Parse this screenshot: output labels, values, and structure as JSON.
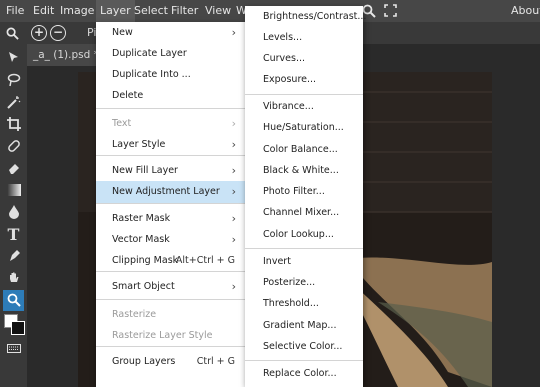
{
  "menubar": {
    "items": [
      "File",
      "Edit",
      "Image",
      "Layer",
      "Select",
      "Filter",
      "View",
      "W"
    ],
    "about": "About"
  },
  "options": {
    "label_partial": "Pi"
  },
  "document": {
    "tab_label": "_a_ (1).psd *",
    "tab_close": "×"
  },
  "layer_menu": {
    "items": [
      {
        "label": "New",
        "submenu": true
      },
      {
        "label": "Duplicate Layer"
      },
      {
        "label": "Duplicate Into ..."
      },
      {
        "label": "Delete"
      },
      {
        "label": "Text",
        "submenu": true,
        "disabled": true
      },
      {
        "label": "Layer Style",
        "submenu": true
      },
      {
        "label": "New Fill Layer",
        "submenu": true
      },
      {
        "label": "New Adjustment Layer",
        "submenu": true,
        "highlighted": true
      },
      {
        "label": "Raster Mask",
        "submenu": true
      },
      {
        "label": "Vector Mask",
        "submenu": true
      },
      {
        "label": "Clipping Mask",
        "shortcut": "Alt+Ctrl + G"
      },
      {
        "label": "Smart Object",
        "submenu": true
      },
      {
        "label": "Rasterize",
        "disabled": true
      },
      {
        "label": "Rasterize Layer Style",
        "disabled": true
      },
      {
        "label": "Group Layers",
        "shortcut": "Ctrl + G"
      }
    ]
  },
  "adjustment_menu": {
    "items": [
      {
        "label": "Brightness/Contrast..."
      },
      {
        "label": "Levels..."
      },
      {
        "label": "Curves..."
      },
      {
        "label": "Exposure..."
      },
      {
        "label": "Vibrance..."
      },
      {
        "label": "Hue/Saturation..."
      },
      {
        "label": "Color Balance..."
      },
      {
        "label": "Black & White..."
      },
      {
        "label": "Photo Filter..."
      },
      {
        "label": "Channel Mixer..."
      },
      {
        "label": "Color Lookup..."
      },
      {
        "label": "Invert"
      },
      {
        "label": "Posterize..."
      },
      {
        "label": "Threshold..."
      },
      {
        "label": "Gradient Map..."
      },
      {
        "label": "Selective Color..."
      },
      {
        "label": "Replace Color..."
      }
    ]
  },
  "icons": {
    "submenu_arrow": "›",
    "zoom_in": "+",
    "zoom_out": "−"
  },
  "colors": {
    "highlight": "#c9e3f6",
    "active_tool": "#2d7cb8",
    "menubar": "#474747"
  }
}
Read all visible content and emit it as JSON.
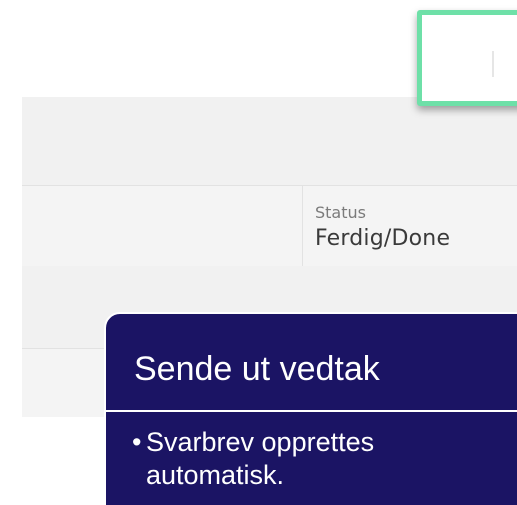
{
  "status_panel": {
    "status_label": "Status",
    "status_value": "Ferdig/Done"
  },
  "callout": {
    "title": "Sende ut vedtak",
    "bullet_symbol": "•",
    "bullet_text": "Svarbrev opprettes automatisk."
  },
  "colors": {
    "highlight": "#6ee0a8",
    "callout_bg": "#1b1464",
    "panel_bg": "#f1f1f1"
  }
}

:: Exercise ::
Return all the entries word for word, but omit any pictures they contain.

:: Final result ::
Parse this screenshot: output labels, values, and structure as JSON.
{
  "menubar": {
    "items": [
      "File",
      "Edit",
      "Image",
      "Layer",
      "Select",
      "Filter",
      "View",
      "W"
    ],
    "about": "About"
  },
  "options": {
    "label_partial": "Pi"
  },
  "document": {
    "tab_label": "_a_ (1).psd *",
    "tab_close": "×"
  },
  "layer_menu": {
    "items": [
      {
        "label": "New",
        "submenu": true
      },
      {
        "label": "Duplicate Layer"
      },
      {
        "label": "Duplicate Into ..."
      },
      {
        "label": "Delete"
      },
      {
        "label": "Text",
        "submenu": true,
        "disabled": true
      },
      {
        "label": "Layer Style",
        "submenu": true
      },
      {
        "label": "New Fill Layer",
        "submenu": true
      },
      {
        "label": "New Adjustment Layer",
        "submenu": true,
        "highlighted": true
      },
      {
        "label": "Raster Mask",
        "submenu": true
      },
      {
        "label": "Vector Mask",
        "submenu": true
      },
      {
        "label": "Clipping Mask",
        "shortcut": "Alt+Ctrl + G"
      },
      {
        "label": "Smart Object",
        "submenu": true
      },
      {
        "label": "Rasterize",
        "disabled": true
      },
      {
        "label": "Rasterize Layer Style",
        "disabled": true
      },
      {
        "label": "Group Layers",
        "shortcut": "Ctrl + G"
      }
    ]
  },
  "adjustment_menu": {
    "items": [
      {
        "label": "Brightness/Contrast..."
      },
      {
        "label": "Levels..."
      },
      {
        "label": "Curves..."
      },
      {
        "label": "Exposure..."
      },
      {
        "label": "Vibrance..."
      },
      {
        "label": "Hue/Saturation..."
      },
      {
        "label": "Color Balance..."
      },
      {
        "label": "Black & White..."
      },
      {
        "label": "Photo Filter..."
      },
      {
        "label": "Channel Mixer..."
      },
      {
        "label": "Color Lookup..."
      },
      {
        "label": "Invert"
      },
      {
        "label": "Posterize..."
      },
      {
        "label": "Threshold..."
      },
      {
        "label": "Gradient Map..."
      },
      {
        "label": "Selective Color..."
      },
      {
        "label": "Replace Color..."
      }
    ]
  },
  "icons": {
    "submenu_arrow": "›",
    "zoom_in": "+",
    "zoom_out": "−"
  },
  "colors": {
    "highlight": "#c9e3f6",
    "active_tool": "#2d7cb8",
    "menubar": "#474747"
  }
}
Read all visible content and emit it as JSON.
{
  "status_panel": {
    "status_label": "Status",
    "status_value": "Ferdig/Done"
  },
  "callout": {
    "title": "Sende ut vedtak",
    "bullet_symbol": "•",
    "bullet_text": "Svarbrev opprettes automatisk."
  },
  "colors": {
    "highlight": "#6ee0a8",
    "callout_bg": "#1b1464",
    "panel_bg": "#f1f1f1"
  }
}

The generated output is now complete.